## The request
Pull every line with the word "name" out of the entries below.

[START]

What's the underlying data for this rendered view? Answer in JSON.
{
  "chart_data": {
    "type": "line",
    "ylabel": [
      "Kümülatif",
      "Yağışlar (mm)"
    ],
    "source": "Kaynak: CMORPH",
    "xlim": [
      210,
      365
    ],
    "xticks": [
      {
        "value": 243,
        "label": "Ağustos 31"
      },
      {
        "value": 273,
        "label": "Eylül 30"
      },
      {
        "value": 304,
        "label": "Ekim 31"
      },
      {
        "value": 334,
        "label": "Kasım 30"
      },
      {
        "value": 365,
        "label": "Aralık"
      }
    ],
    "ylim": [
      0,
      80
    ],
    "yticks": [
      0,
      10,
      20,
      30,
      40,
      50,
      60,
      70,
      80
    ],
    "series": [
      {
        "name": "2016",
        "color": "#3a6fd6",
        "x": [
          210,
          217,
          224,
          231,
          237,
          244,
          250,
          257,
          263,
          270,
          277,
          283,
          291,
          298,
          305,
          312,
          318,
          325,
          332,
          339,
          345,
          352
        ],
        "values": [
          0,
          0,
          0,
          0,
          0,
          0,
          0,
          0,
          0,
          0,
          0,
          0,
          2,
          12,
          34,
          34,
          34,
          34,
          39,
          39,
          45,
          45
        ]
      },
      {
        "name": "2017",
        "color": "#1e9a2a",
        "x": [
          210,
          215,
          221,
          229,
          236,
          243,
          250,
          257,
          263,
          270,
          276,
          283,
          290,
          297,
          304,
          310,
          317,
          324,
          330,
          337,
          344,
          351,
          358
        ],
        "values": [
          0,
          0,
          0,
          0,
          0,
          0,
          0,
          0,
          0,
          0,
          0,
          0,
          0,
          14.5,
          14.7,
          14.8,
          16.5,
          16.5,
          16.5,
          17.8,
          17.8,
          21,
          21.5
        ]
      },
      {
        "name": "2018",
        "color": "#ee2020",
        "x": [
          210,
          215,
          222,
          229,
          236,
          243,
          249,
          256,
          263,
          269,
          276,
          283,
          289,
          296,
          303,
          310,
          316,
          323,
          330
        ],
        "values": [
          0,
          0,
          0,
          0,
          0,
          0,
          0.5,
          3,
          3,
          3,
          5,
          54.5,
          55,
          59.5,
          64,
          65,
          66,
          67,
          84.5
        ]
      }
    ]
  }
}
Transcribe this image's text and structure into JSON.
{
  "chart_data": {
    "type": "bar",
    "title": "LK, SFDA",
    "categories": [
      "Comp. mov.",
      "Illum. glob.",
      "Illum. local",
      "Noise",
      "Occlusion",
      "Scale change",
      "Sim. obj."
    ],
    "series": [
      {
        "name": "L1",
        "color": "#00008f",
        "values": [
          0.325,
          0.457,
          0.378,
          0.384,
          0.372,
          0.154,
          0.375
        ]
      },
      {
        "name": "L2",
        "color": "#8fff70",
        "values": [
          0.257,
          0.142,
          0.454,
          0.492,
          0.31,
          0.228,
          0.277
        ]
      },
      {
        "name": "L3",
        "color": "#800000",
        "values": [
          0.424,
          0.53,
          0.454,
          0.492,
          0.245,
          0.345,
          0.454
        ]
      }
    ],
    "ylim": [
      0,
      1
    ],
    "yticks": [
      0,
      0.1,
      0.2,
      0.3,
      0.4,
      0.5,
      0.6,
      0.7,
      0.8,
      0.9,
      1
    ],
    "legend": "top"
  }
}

[END]

## Solution
        "name": "2016",
        "name": "2017",
        "name": "2018",
        "name": "L1",
        "name": "L2",
        "name": "L3",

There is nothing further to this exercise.